WORK TO DO
In the entries that follow, find the word "name" and report each line it is on.

SUPPLIED RECORDS
┄┄┄┄┄┄┄┄┄┄
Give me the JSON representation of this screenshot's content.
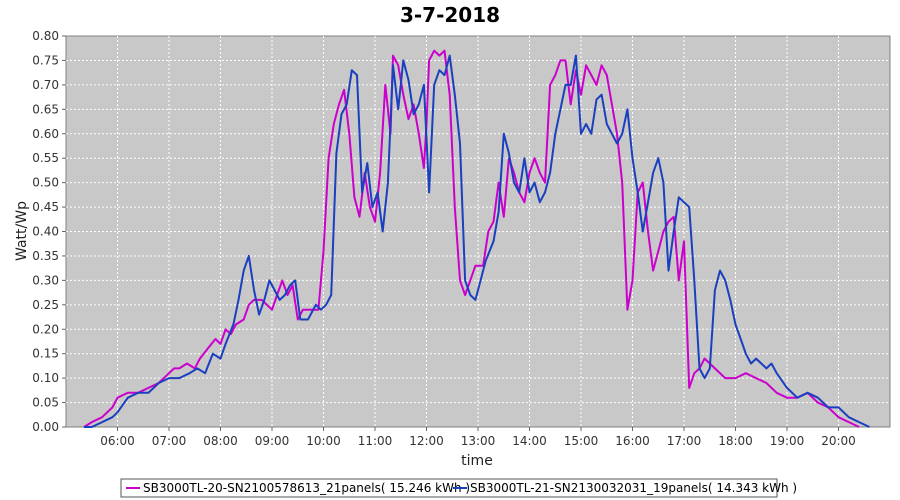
{
  "chart_data": {
    "type": "line",
    "title": "3-7-2018",
    "xlabel": "time",
    "ylabel": "Watt/Wp",
    "xlim": [
      5.0,
      21.0
    ],
    "ylim": [
      0.0,
      0.8
    ],
    "grid": true,
    "legend_position": "bottom",
    "x_ticks": [
      {
        "v": 6,
        "label": "06:00"
      },
      {
        "v": 7,
        "label": "07:00"
      },
      {
        "v": 8,
        "label": "08:00"
      },
      {
        "v": 9,
        "label": "09:00"
      },
      {
        "v": 10,
        "label": "10:00"
      },
      {
        "v": 11,
        "label": "11:00"
      },
      {
        "v": 12,
        "label": "12:00"
      },
      {
        "v": 13,
        "label": "13:00"
      },
      {
        "v": 14,
        "label": "14:00"
      },
      {
        "v": 15,
        "label": "15:00"
      },
      {
        "v": 16,
        "label": "16:00"
      },
      {
        "v": 17,
        "label": "17:00"
      },
      {
        "v": 18,
        "label": "18:00"
      },
      {
        "v": 19,
        "label": "19:00"
      },
      {
        "v": 20,
        "label": "20:00"
      }
    ],
    "y_ticks": [
      {
        "v": 0.0,
        "label": "0.00"
      },
      {
        "v": 0.05,
        "label": "0.05"
      },
      {
        "v": 0.1,
        "label": "0.10"
      },
      {
        "v": 0.15,
        "label": "0.15"
      },
      {
        "v": 0.2,
        "label": "0.20"
      },
      {
        "v": 0.25,
        "label": "0.25"
      },
      {
        "v": 0.3,
        "label": "0.30"
      },
      {
        "v": 0.35,
        "label": "0.35"
      },
      {
        "v": 0.4,
        "label": "0.40"
      },
      {
        "v": 0.45,
        "label": "0.45"
      },
      {
        "v": 0.5,
        "label": "0.50"
      },
      {
        "v": 0.55,
        "label": "0.55"
      },
      {
        "v": 0.6,
        "label": "0.60"
      },
      {
        "v": 0.65,
        "label": "0.65"
      },
      {
        "v": 0.7,
        "label": "0.70"
      },
      {
        "v": 0.75,
        "label": "0.75"
      },
      {
        "v": 0.8,
        "label": "0.80"
      }
    ],
    "series": [
      {
        "name": "SB3000TL-20-SN2100578613_21panels( 15.246 kWh )",
        "color": "#cc00cc",
        "points": [
          [
            5.35,
            0.0
          ],
          [
            5.5,
            0.01
          ],
          [
            5.7,
            0.02
          ],
          [
            5.9,
            0.04
          ],
          [
            6.0,
            0.06
          ],
          [
            6.2,
            0.07
          ],
          [
            6.4,
            0.07
          ],
          [
            6.6,
            0.08
          ],
          [
            6.8,
            0.09
          ],
          [
            7.0,
            0.11
          ],
          [
            7.1,
            0.12
          ],
          [
            7.2,
            0.12
          ],
          [
            7.35,
            0.13
          ],
          [
            7.5,
            0.12
          ],
          [
            7.6,
            0.14
          ],
          [
            7.75,
            0.16
          ],
          [
            7.9,
            0.18
          ],
          [
            8.0,
            0.17
          ],
          [
            8.1,
            0.2
          ],
          [
            8.2,
            0.19
          ],
          [
            8.3,
            0.21
          ],
          [
            8.45,
            0.22
          ],
          [
            8.55,
            0.25
          ],
          [
            8.65,
            0.26
          ],
          [
            8.8,
            0.26
          ],
          [
            8.9,
            0.25
          ],
          [
            9.0,
            0.24
          ],
          [
            9.1,
            0.27
          ],
          [
            9.2,
            0.3
          ],
          [
            9.3,
            0.27
          ],
          [
            9.4,
            0.29
          ],
          [
            9.5,
            0.22
          ],
          [
            9.6,
            0.24
          ],
          [
            9.75,
            0.24
          ],
          [
            9.9,
            0.24
          ],
          [
            10.0,
            0.36
          ],
          [
            10.1,
            0.55
          ],
          [
            10.2,
            0.62
          ],
          [
            10.3,
            0.66
          ],
          [
            10.4,
            0.69
          ],
          [
            10.5,
            0.6
          ],
          [
            10.6,
            0.47
          ],
          [
            10.7,
            0.43
          ],
          [
            10.8,
            0.52
          ],
          [
            10.9,
            0.45
          ],
          [
            11.0,
            0.42
          ],
          [
            11.1,
            0.52
          ],
          [
            11.2,
            0.7
          ],
          [
            11.3,
            0.6
          ],
          [
            11.35,
            0.76
          ],
          [
            11.45,
            0.74
          ],
          [
            11.55,
            0.68
          ],
          [
            11.65,
            0.63
          ],
          [
            11.75,
            0.66
          ],
          [
            11.85,
            0.6
          ],
          [
            11.95,
            0.53
          ],
          [
            12.0,
            0.62
          ],
          [
            12.05,
            0.75
          ],
          [
            12.15,
            0.77
          ],
          [
            12.25,
            0.76
          ],
          [
            12.35,
            0.77
          ],
          [
            12.45,
            0.68
          ],
          [
            12.55,
            0.45
          ],
          [
            12.65,
            0.3
          ],
          [
            12.75,
            0.27
          ],
          [
            12.85,
            0.3
          ],
          [
            12.95,
            0.33
          ],
          [
            13.1,
            0.33
          ],
          [
            13.2,
            0.4
          ],
          [
            13.3,
            0.42
          ],
          [
            13.4,
            0.5
          ],
          [
            13.5,
            0.43
          ],
          [
            13.6,
            0.55
          ],
          [
            13.7,
            0.52
          ],
          [
            13.8,
            0.48
          ],
          [
            13.9,
            0.46
          ],
          [
            14.0,
            0.52
          ],
          [
            14.1,
            0.55
          ],
          [
            14.2,
            0.52
          ],
          [
            14.3,
            0.5
          ],
          [
            14.4,
            0.7
          ],
          [
            14.5,
            0.72
          ],
          [
            14.6,
            0.75
          ],
          [
            14.7,
            0.75
          ],
          [
            14.8,
            0.66
          ],
          [
            14.9,
            0.73
          ],
          [
            15.0,
            0.68
          ],
          [
            15.1,
            0.74
          ],
          [
            15.2,
            0.72
          ],
          [
            15.3,
            0.7
          ],
          [
            15.4,
            0.74
          ],
          [
            15.5,
            0.72
          ],
          [
            15.6,
            0.66
          ],
          [
            15.7,
            0.6
          ],
          [
            15.8,
            0.5
          ],
          [
            15.9,
            0.24
          ],
          [
            16.0,
            0.3
          ],
          [
            16.1,
            0.48
          ],
          [
            16.2,
            0.5
          ],
          [
            16.3,
            0.4
          ],
          [
            16.4,
            0.32
          ],
          [
            16.5,
            0.36
          ],
          [
            16.6,
            0.4
          ],
          [
            16.7,
            0.42
          ],
          [
            16.8,
            0.43
          ],
          [
            16.9,
            0.3
          ],
          [
            17.0,
            0.38
          ],
          [
            17.1,
            0.08
          ],
          [
            17.2,
            0.11
          ],
          [
            17.3,
            0.12
          ],
          [
            17.4,
            0.14
          ],
          [
            17.5,
            0.13
          ],
          [
            17.6,
            0.12
          ],
          [
            17.8,
            0.1
          ],
          [
            18.0,
            0.1
          ],
          [
            18.2,
            0.11
          ],
          [
            18.4,
            0.1
          ],
          [
            18.6,
            0.09
          ],
          [
            18.8,
            0.07
          ],
          [
            19.0,
            0.06
          ],
          [
            19.2,
            0.06
          ],
          [
            19.4,
            0.07
          ],
          [
            19.6,
            0.05
          ],
          [
            19.8,
            0.04
          ],
          [
            20.0,
            0.02
          ],
          [
            20.2,
            0.01
          ],
          [
            20.4,
            0.0
          ]
        ]
      },
      {
        "name": "SB3000TL-21-SN2130032031_19panels( 14.343 kWh )",
        "color": "#1a3fbf",
        "points": [
          [
            5.35,
            0.0
          ],
          [
            5.5,
            0.0
          ],
          [
            5.7,
            0.01
          ],
          [
            5.9,
            0.02
          ],
          [
            6.0,
            0.03
          ],
          [
            6.2,
            0.06
          ],
          [
            6.4,
            0.07
          ],
          [
            6.6,
            0.07
          ],
          [
            6.8,
            0.09
          ],
          [
            7.0,
            0.1
          ],
          [
            7.2,
            0.1
          ],
          [
            7.4,
            0.11
          ],
          [
            7.55,
            0.12
          ],
          [
            7.7,
            0.11
          ],
          [
            7.85,
            0.15
          ],
          [
            8.0,
            0.14
          ],
          [
            8.1,
            0.17
          ],
          [
            8.25,
            0.21
          ],
          [
            8.35,
            0.26
          ],
          [
            8.45,
            0.32
          ],
          [
            8.55,
            0.35
          ],
          [
            8.65,
            0.28
          ],
          [
            8.75,
            0.23
          ],
          [
            8.85,
            0.26
          ],
          [
            8.95,
            0.3
          ],
          [
            9.05,
            0.28
          ],
          [
            9.15,
            0.26
          ],
          [
            9.25,
            0.27
          ],
          [
            9.35,
            0.29
          ],
          [
            9.45,
            0.3
          ],
          [
            9.55,
            0.22
          ],
          [
            9.7,
            0.22
          ],
          [
            9.85,
            0.25
          ],
          [
            9.95,
            0.24
          ],
          [
            10.05,
            0.25
          ],
          [
            10.15,
            0.27
          ],
          [
            10.25,
            0.56
          ],
          [
            10.35,
            0.64
          ],
          [
            10.45,
            0.66
          ],
          [
            10.55,
            0.73
          ],
          [
            10.65,
            0.72
          ],
          [
            10.75,
            0.48
          ],
          [
            10.85,
            0.54
          ],
          [
            10.95,
            0.45
          ],
          [
            11.05,
            0.48
          ],
          [
            11.15,
            0.4
          ],
          [
            11.25,
            0.5
          ],
          [
            11.35,
            0.74
          ],
          [
            11.45,
            0.65
          ],
          [
            11.55,
            0.75
          ],
          [
            11.65,
            0.71
          ],
          [
            11.75,
            0.64
          ],
          [
            11.85,
            0.66
          ],
          [
            11.95,
            0.7
          ],
          [
            12.05,
            0.48
          ],
          [
            12.15,
            0.7
          ],
          [
            12.25,
            0.73
          ],
          [
            12.35,
            0.72
          ],
          [
            12.45,
            0.76
          ],
          [
            12.55,
            0.68
          ],
          [
            12.65,
            0.58
          ],
          [
            12.75,
            0.3
          ],
          [
            12.85,
            0.27
          ],
          [
            12.95,
            0.26
          ],
          [
            13.05,
            0.3
          ],
          [
            13.15,
            0.34
          ],
          [
            13.3,
            0.38
          ],
          [
            13.4,
            0.44
          ],
          [
            13.5,
            0.6
          ],
          [
            13.6,
            0.56
          ],
          [
            13.7,
            0.5
          ],
          [
            13.8,
            0.48
          ],
          [
            13.9,
            0.55
          ],
          [
            14.0,
            0.48
          ],
          [
            14.1,
            0.5
          ],
          [
            14.2,
            0.46
          ],
          [
            14.3,
            0.48
          ],
          [
            14.4,
            0.52
          ],
          [
            14.5,
            0.6
          ],
          [
            14.6,
            0.65
          ],
          [
            14.7,
            0.7
          ],
          [
            14.8,
            0.7
          ],
          [
            14.9,
            0.76
          ],
          [
            15.0,
            0.6
          ],
          [
            15.1,
            0.62
          ],
          [
            15.2,
            0.6
          ],
          [
            15.3,
            0.67
          ],
          [
            15.4,
            0.68
          ],
          [
            15.5,
            0.62
          ],
          [
            15.6,
            0.6
          ],
          [
            15.7,
            0.58
          ],
          [
            15.8,
            0.6
          ],
          [
            15.9,
            0.65
          ],
          [
            16.0,
            0.55
          ],
          [
            16.1,
            0.48
          ],
          [
            16.2,
            0.4
          ],
          [
            16.3,
            0.46
          ],
          [
            16.4,
            0.52
          ],
          [
            16.5,
            0.55
          ],
          [
            16.6,
            0.5
          ],
          [
            16.7,
            0.32
          ],
          [
            16.8,
            0.4
          ],
          [
            16.9,
            0.47
          ],
          [
            17.0,
            0.46
          ],
          [
            17.1,
            0.45
          ],
          [
            17.2,
            0.3
          ],
          [
            17.3,
            0.12
          ],
          [
            17.4,
            0.1
          ],
          [
            17.5,
            0.12
          ],
          [
            17.6,
            0.28
          ],
          [
            17.7,
            0.32
          ],
          [
            17.8,
            0.3
          ],
          [
            17.9,
            0.26
          ],
          [
            18.0,
            0.21
          ],
          [
            18.1,
            0.18
          ],
          [
            18.2,
            0.15
          ],
          [
            18.3,
            0.13
          ],
          [
            18.4,
            0.14
          ],
          [
            18.5,
            0.13
          ],
          [
            18.6,
            0.12
          ],
          [
            18.7,
            0.13
          ],
          [
            18.8,
            0.11
          ],
          [
            19.0,
            0.08
          ],
          [
            19.2,
            0.06
          ],
          [
            19.4,
            0.07
          ],
          [
            19.6,
            0.06
          ],
          [
            19.8,
            0.04
          ],
          [
            20.0,
            0.04
          ],
          [
            20.2,
            0.02
          ],
          [
            20.4,
            0.01
          ],
          [
            20.6,
            0.0
          ]
        ]
      }
    ]
  }
}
┄┄┄┄┄┄┄┄┄┄
EXPECTED ANSWER
        "name": "SB3000TL-20-SN2100578613_21panels( 15.246 kWh )",
        "name": "SB3000TL-21-SN2130032031_19panels( 14.343 kWh )",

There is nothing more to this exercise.